▶ **Exercise objective**:
Copy the records that follow exactly as written, but not their pictures.

▶ **Data provided**:
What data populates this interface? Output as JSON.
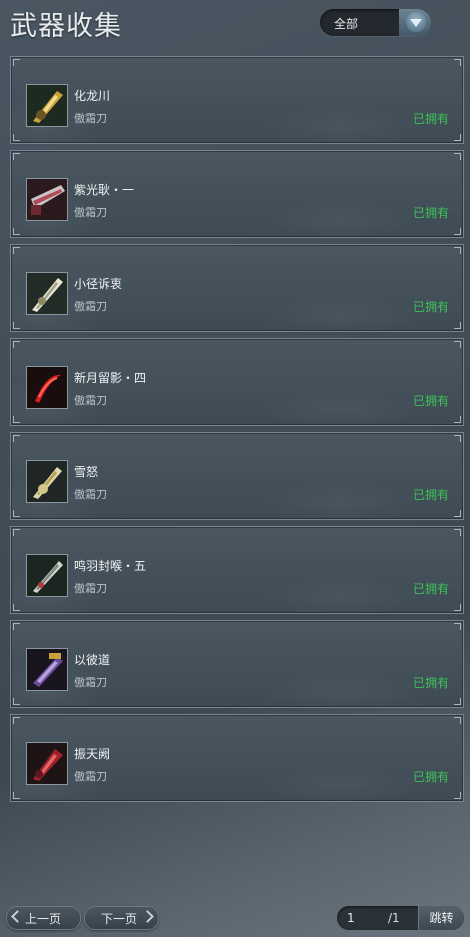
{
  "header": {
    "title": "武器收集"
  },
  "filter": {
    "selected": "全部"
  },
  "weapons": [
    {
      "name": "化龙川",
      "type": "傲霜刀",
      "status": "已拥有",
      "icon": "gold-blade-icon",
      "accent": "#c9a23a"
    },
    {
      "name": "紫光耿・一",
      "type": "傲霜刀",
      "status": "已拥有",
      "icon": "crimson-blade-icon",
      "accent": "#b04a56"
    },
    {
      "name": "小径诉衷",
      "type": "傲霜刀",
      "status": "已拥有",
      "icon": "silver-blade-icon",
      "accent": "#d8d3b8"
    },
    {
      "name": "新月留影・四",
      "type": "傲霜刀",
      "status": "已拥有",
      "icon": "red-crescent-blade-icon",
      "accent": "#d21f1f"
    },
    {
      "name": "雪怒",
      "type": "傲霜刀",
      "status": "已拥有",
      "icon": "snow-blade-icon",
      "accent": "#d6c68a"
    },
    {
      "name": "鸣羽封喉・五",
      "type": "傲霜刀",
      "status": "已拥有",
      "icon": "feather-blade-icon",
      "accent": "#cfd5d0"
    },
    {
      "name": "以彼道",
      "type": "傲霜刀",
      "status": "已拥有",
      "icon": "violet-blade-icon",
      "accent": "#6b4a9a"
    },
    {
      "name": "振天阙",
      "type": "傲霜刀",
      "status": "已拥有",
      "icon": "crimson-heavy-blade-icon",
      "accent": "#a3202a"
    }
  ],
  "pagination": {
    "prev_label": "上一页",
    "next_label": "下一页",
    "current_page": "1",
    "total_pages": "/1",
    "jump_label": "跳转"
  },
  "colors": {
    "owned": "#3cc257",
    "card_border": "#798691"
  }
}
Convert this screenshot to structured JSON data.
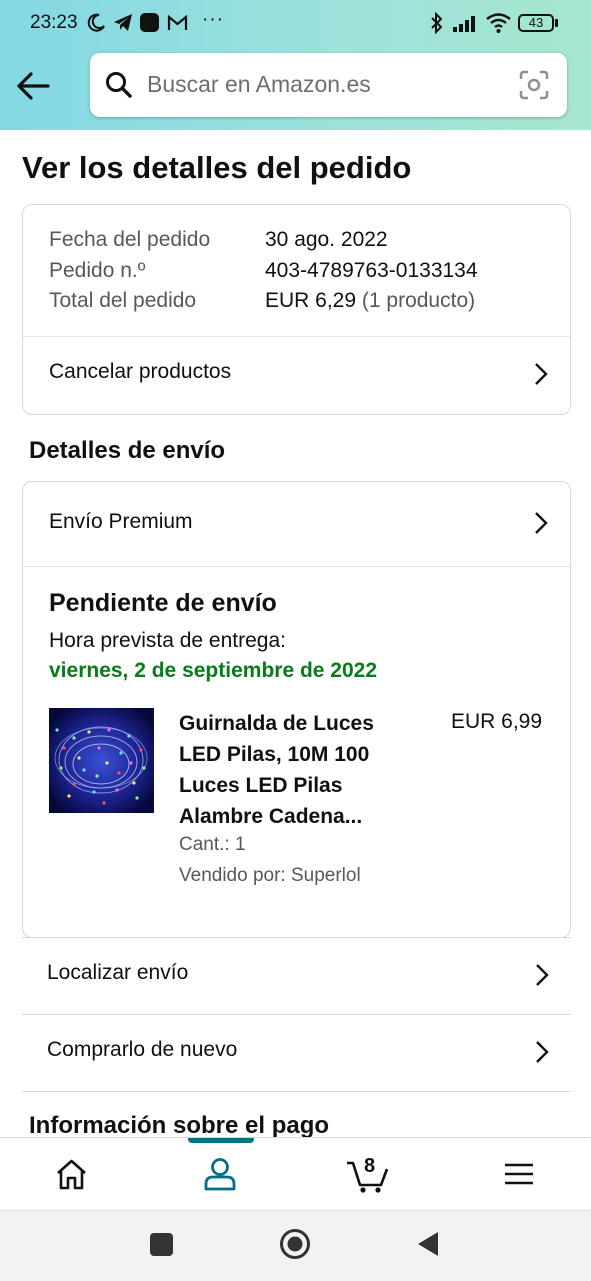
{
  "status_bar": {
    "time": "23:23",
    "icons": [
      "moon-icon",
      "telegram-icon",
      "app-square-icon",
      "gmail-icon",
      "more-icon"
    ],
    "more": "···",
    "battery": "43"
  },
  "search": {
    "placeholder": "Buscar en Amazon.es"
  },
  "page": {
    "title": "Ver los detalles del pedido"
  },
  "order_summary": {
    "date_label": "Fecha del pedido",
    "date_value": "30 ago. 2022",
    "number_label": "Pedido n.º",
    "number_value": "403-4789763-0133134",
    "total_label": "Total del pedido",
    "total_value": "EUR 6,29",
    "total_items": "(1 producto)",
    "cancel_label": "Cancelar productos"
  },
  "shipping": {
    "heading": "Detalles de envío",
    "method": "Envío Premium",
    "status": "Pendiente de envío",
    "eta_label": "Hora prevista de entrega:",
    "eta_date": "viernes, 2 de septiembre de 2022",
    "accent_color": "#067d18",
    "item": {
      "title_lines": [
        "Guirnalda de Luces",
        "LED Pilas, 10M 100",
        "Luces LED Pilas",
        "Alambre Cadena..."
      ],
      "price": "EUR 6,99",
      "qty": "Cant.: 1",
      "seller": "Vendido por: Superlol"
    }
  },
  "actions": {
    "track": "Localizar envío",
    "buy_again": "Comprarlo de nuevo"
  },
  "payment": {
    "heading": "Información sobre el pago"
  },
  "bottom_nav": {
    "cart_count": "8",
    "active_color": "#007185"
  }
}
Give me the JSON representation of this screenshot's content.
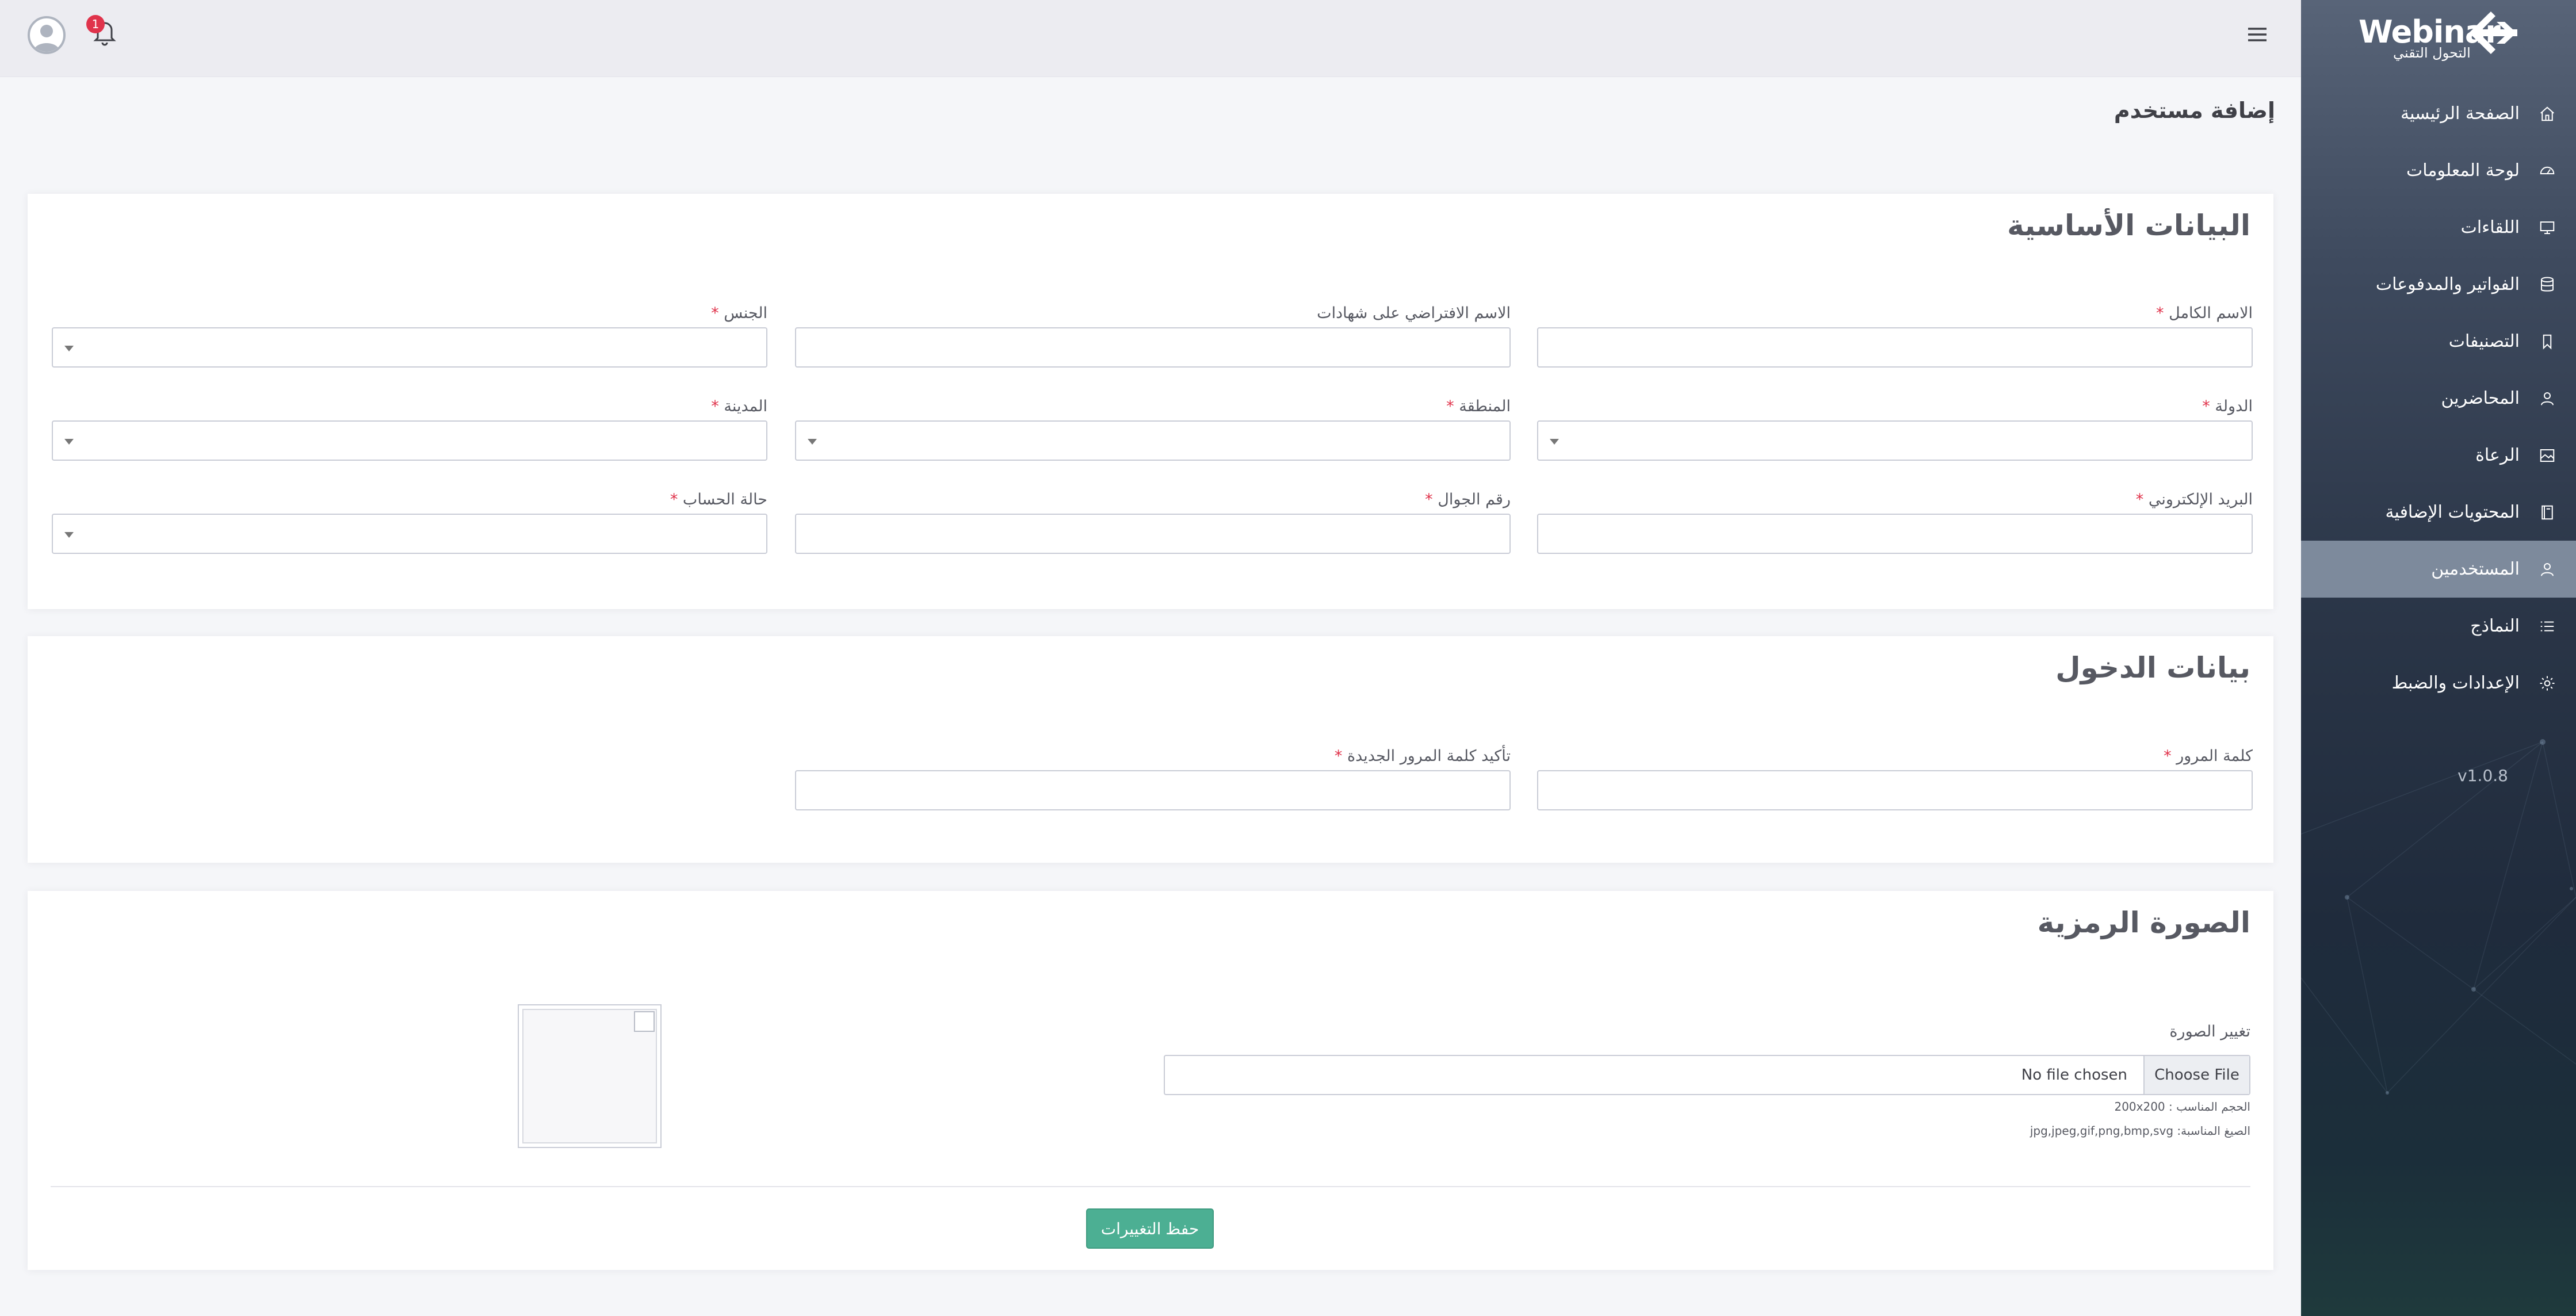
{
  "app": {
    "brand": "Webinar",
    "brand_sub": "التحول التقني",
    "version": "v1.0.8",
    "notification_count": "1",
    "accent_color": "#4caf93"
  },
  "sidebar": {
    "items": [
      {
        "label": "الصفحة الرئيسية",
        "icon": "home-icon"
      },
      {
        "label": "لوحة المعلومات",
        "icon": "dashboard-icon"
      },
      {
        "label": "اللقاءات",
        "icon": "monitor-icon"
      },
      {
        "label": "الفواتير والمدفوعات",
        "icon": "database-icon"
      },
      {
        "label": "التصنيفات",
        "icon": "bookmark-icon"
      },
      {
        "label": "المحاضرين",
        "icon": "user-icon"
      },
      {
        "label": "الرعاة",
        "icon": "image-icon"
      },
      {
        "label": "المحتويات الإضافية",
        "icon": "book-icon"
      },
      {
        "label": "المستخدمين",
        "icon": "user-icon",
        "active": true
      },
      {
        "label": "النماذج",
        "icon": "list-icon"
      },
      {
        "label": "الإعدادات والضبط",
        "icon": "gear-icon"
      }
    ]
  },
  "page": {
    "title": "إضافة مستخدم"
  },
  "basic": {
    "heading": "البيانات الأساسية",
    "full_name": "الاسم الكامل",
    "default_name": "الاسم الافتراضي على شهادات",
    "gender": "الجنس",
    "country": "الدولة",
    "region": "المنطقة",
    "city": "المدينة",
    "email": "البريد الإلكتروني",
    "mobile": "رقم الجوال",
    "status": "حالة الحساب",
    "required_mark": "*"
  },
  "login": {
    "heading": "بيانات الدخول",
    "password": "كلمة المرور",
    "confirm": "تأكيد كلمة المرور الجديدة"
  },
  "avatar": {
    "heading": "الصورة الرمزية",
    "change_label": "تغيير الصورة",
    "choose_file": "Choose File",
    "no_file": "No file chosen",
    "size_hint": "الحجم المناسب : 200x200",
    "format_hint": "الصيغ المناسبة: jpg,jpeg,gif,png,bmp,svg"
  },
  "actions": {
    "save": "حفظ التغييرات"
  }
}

▶ **Answer to the exercise**:
What data populates this interface? Output as JSON.
{
  "header": {
    "title": "武器收集"
  },
  "filter": {
    "selected": "全部"
  },
  "weapons": [
    {
      "name": "化龙川",
      "type": "傲霜刀",
      "status": "已拥有",
      "icon": "gold-blade-icon",
      "accent": "#c9a23a"
    },
    {
      "name": "紫光耿・一",
      "type": "傲霜刀",
      "status": "已拥有",
      "icon": "crimson-blade-icon",
      "accent": "#b04a56"
    },
    {
      "name": "小径诉衷",
      "type": "傲霜刀",
      "status": "已拥有",
      "icon": "silver-blade-icon",
      "accent": "#d8d3b8"
    },
    {
      "name": "新月留影・四",
      "type": "傲霜刀",
      "status": "已拥有",
      "icon": "red-crescent-blade-icon",
      "accent": "#d21f1f"
    },
    {
      "name": "雪怒",
      "type": "傲霜刀",
      "status": "已拥有",
      "icon": "snow-blade-icon",
      "accent": "#d6c68a"
    },
    {
      "name": "鸣羽封喉・五",
      "type": "傲霜刀",
      "status": "已拥有",
      "icon": "feather-blade-icon",
      "accent": "#cfd5d0"
    },
    {
      "name": "以彼道",
      "type": "傲霜刀",
      "status": "已拥有",
      "icon": "violet-blade-icon",
      "accent": "#6b4a9a"
    },
    {
      "name": "振天阙",
      "type": "傲霜刀",
      "status": "已拥有",
      "icon": "crimson-heavy-blade-icon",
      "accent": "#a3202a"
    }
  ],
  "pagination": {
    "prev_label": "上一页",
    "next_label": "下一页",
    "current_page": "1",
    "total_pages": "/1",
    "jump_label": "跳转"
  },
  "colors": {
    "owned": "#3cc257",
    "card_border": "#798691"
  }
}
Convert this screenshot to structured JSON data.
{
  "status_bar": {
    "time": "23:23",
    "icons": [
      "moon-icon",
      "telegram-icon",
      "app-square-icon",
      "gmail-icon",
      "more-icon"
    ],
    "more": "···",
    "battery": "43"
  },
  "search": {
    "placeholder": "Buscar en Amazon.es"
  },
  "page": {
    "title": "Ver los detalles del pedido"
  },
  "order_summary": {
    "date_label": "Fecha del pedido",
    "date_value": "30 ago. 2022",
    "number_label": "Pedido n.º",
    "number_value": "403-4789763-0133134",
    "total_label": "Total del pedido",
    "total_value": "EUR 6,29",
    "total_items": "(1 producto)",
    "cancel_label": "Cancelar productos"
  },
  "shipping": {
    "heading": "Detalles de envío",
    "method": "Envío Premium",
    "status": "Pendiente de envío",
    "eta_label": "Hora prevista de entrega:",
    "eta_date": "viernes, 2 de septiembre de 2022",
    "accent_color": "#067d18",
    "item": {
      "title_lines": [
        "Guirnalda de Luces",
        "LED Pilas, 10M 100",
        "Luces LED Pilas",
        "Alambre Cadena..."
      ],
      "price": "EUR 6,99",
      "qty": "Cant.: 1",
      "seller": "Vendido por: Superlol"
    }
  },
  "actions": {
    "track": "Localizar envío",
    "buy_again": "Comprarlo de nuevo"
  },
  "payment": {
    "heading": "Información sobre el pago"
  },
  "bottom_nav": {
    "cart_count": "8",
    "active_color": "#007185"
  }
}
Give me the JSON representation of this screenshot's content.
{
  "app": {
    "brand": "Webinar",
    "brand_sub": "التحول التقني",
    "version": "v1.0.8",
    "notification_count": "1",
    "accent_color": "#4caf93"
  },
  "sidebar": {
    "items": [
      {
        "label": "الصفحة الرئيسية",
        "icon": "home-icon"
      },
      {
        "label": "لوحة المعلومات",
        "icon": "dashboard-icon"
      },
      {
        "label": "اللقاءات",
        "icon": "monitor-icon"
      },
      {
        "label": "الفواتير والمدفوعات",
        "icon": "database-icon"
      },
      {
        "label": "التصنيفات",
        "icon": "bookmark-icon"
      },
      {
        "label": "المحاضرين",
        "icon": "user-icon"
      },
      {
        "label": "الرعاة",
        "icon": "image-icon"
      },
      {
        "label": "المحتويات الإضافية",
        "icon": "book-icon"
      },
      {
        "label": "المستخدمين",
        "icon": "user-icon",
        "active": true
      },
      {
        "label": "النماذج",
        "icon": "list-icon"
      },
      {
        "label": "الإعدادات والضبط",
        "icon": "gear-icon"
      }
    ]
  },
  "page": {
    "title": "إضافة مستخدم"
  },
  "basic": {
    "heading": "البيانات الأساسية",
    "full_name": "الاسم الكامل",
    "default_name": "الاسم الافتراضي على شهادات",
    "gender": "الجنس",
    "country": "الدولة",
    "region": "المنطقة",
    "city": "المدينة",
    "email": "البريد الإلكتروني",
    "mobile": "رقم الجوال",
    "status": "حالة الحساب",
    "required_mark": "*"
  },
  "login": {
    "heading": "بيانات الدخول",
    "password": "كلمة المرور",
    "confirm": "تأكيد كلمة المرور الجديدة"
  },
  "avatar": {
    "heading": "الصورة الرمزية",
    "change_label": "تغيير الصورة",
    "choose_file": "Choose File",
    "no_file": "No file chosen",
    "size_hint": "الحجم المناسب : 200x200",
    "format_hint": "الصيغ المناسبة: jpg,jpeg,gif,png,bmp,svg"
  },
  "actions": {
    "save": "حفظ التغييرات"
  }
}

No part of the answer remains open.